--- start RECORDS SHOWN ---

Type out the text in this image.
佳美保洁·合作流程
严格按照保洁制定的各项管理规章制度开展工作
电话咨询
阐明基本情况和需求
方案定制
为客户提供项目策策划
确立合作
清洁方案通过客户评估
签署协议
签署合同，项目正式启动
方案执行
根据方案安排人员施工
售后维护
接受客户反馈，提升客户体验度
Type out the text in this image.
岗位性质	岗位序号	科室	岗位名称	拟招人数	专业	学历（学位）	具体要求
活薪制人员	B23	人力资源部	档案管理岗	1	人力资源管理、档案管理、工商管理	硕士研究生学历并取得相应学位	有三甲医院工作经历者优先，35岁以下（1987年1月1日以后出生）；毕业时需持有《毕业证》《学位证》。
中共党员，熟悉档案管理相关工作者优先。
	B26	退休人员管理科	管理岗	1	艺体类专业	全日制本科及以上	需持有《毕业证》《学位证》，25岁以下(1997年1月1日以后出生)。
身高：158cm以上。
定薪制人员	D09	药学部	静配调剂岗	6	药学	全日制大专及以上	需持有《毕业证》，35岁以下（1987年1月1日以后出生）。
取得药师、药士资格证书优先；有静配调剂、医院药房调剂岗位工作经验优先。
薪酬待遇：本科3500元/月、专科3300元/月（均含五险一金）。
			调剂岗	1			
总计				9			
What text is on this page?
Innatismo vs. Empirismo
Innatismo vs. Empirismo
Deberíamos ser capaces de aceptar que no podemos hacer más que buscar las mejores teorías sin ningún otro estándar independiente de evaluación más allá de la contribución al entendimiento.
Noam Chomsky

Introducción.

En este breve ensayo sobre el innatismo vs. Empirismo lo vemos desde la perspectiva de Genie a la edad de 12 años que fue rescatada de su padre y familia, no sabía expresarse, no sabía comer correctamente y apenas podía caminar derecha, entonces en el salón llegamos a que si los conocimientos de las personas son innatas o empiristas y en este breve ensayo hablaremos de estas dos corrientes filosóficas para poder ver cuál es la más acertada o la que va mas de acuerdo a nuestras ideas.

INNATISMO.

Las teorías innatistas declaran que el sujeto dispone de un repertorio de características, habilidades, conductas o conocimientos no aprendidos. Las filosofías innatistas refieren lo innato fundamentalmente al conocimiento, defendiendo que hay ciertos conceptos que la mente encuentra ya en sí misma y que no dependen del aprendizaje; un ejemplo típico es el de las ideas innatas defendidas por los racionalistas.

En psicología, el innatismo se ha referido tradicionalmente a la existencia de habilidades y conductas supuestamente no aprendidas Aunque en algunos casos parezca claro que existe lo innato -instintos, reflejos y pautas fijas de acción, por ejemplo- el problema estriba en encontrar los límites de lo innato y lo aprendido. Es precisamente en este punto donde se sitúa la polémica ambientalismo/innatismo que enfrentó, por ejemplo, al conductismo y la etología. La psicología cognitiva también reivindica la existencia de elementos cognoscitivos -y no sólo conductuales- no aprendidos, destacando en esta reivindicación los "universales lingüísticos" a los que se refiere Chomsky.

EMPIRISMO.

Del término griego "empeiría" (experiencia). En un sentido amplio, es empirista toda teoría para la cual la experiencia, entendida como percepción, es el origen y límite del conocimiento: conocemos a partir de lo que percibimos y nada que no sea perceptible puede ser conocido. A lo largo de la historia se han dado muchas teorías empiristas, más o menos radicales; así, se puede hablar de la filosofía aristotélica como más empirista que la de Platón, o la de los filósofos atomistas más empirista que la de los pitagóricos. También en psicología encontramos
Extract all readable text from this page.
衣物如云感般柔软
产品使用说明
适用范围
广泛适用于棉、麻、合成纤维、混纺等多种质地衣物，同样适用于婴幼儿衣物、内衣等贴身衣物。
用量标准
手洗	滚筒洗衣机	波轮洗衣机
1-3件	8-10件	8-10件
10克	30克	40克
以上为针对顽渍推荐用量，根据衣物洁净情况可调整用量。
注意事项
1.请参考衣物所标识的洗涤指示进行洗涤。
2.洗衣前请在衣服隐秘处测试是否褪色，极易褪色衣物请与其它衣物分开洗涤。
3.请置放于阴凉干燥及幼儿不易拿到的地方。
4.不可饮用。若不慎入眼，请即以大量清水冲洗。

--- end RECORDS SHOWN ---

DIRECTIONS:
Collect the lines of the data that carry the word "text".

COMPLETED TASK:
Type out the text in this image.
Type out the text in this image.
What text is on this page?
Extract all readable text from this page.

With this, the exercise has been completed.